(EXERCISE) From the entries below, copy every line holding the word "VENDEDOR".

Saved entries
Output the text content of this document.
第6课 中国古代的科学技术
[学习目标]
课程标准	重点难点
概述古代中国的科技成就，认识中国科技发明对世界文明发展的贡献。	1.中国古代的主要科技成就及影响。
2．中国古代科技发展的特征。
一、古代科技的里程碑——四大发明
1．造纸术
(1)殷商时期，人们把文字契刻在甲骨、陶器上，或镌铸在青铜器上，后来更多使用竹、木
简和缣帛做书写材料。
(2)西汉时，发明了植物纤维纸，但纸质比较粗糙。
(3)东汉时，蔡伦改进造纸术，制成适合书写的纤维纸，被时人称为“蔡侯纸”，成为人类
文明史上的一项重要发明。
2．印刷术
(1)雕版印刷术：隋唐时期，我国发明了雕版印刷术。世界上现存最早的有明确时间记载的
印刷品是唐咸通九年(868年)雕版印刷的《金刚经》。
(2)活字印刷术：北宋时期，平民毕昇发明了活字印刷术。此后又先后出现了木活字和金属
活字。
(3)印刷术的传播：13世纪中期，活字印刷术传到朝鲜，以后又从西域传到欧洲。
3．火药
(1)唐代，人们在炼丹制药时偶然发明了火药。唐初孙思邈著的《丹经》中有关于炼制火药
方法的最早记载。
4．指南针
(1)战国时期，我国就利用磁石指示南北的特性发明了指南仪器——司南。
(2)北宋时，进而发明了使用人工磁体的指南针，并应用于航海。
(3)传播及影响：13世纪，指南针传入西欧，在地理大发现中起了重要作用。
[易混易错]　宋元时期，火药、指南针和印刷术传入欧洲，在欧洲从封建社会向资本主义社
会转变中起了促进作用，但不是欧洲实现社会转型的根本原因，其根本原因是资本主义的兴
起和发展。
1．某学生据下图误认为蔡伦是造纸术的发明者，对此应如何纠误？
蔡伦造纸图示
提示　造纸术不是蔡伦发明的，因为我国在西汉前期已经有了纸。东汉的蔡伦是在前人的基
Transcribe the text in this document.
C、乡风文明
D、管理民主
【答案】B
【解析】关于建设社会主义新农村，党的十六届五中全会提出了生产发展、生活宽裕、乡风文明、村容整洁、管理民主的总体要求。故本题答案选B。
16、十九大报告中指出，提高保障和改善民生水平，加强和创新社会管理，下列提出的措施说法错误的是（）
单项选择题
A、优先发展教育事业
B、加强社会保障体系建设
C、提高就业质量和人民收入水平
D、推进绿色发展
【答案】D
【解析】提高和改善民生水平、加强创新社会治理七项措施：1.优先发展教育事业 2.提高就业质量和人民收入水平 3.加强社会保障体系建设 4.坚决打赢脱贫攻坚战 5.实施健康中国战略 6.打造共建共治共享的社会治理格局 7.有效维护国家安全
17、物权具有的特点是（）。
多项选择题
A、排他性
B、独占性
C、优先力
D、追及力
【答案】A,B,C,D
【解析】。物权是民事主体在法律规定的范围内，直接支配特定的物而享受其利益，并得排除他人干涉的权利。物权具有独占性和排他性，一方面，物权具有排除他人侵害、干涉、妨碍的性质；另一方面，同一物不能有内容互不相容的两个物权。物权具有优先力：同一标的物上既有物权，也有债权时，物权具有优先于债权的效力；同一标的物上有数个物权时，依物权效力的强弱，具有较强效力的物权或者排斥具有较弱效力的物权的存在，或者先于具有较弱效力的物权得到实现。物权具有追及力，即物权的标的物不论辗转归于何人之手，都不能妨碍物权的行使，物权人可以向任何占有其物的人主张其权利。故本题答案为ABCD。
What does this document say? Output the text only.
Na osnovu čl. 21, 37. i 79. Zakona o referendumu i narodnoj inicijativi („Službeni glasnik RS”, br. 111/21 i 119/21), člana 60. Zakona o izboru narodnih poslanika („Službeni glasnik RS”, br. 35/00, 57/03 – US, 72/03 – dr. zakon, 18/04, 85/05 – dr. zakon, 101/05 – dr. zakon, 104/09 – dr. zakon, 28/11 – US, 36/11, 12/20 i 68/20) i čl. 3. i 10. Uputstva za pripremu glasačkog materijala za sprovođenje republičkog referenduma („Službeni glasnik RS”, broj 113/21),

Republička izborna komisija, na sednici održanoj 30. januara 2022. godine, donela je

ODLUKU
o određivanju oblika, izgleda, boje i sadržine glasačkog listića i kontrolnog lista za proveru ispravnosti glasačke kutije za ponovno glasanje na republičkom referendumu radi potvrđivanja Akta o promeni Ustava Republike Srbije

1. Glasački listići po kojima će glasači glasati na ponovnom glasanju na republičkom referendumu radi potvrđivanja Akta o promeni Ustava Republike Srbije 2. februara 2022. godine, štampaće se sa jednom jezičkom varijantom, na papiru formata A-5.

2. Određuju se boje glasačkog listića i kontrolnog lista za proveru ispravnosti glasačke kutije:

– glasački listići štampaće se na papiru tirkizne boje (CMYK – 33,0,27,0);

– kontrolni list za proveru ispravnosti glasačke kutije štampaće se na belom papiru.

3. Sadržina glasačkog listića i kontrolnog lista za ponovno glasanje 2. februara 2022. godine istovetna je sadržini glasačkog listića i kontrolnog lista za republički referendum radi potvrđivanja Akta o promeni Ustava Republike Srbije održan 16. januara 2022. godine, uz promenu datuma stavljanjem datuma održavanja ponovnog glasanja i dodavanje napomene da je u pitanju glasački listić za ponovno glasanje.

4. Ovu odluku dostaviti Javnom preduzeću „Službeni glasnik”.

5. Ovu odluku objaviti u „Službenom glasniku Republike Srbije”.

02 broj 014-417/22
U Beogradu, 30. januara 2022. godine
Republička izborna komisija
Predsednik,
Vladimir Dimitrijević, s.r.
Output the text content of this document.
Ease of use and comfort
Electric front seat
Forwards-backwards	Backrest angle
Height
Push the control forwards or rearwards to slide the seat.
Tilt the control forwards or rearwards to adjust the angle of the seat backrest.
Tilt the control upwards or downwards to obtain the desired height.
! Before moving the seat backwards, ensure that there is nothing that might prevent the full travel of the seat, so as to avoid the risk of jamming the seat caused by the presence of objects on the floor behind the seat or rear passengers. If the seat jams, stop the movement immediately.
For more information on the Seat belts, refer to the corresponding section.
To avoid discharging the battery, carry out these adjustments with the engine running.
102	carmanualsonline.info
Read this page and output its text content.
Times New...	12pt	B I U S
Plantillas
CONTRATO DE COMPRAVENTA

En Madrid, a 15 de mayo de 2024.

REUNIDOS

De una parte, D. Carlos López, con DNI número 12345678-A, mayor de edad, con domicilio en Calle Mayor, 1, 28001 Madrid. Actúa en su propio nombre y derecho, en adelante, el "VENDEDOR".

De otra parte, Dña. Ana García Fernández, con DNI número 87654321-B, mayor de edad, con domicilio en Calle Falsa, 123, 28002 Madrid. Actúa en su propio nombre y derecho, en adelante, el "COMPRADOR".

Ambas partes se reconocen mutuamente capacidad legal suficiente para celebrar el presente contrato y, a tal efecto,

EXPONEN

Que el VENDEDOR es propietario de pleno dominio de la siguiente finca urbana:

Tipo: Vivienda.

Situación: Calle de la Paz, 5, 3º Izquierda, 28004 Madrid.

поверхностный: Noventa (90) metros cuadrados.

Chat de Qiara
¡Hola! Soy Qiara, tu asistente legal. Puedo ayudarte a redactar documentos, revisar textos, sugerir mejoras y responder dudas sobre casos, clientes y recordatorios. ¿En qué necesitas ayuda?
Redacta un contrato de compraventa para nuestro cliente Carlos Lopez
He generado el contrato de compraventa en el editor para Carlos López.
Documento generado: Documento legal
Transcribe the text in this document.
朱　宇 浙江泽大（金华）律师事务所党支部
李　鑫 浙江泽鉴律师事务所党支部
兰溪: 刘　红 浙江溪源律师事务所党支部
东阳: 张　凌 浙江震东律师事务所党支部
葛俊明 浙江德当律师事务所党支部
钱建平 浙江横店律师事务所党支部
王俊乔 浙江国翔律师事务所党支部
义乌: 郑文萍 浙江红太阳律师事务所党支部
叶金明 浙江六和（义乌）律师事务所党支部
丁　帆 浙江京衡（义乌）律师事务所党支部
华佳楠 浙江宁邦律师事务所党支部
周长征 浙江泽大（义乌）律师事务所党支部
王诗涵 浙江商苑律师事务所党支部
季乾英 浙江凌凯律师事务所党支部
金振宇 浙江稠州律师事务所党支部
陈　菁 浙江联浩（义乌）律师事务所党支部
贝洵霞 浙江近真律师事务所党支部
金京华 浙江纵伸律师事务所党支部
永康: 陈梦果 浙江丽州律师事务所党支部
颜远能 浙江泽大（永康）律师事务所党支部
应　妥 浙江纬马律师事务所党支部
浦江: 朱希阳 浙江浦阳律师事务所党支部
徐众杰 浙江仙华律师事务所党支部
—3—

(TASK OUTPUT)
De una parte, D. Carlos López, con DNI número 12345678-A, mayor de edad, con domicilio en Calle Mayor, 1, 28001 Madrid. Actúa en su propio nombre y derecho, en adelante, el "VENDEDOR".
Que el VENDEDOR es propietario de pleno dominio de la siguiente finca urbana:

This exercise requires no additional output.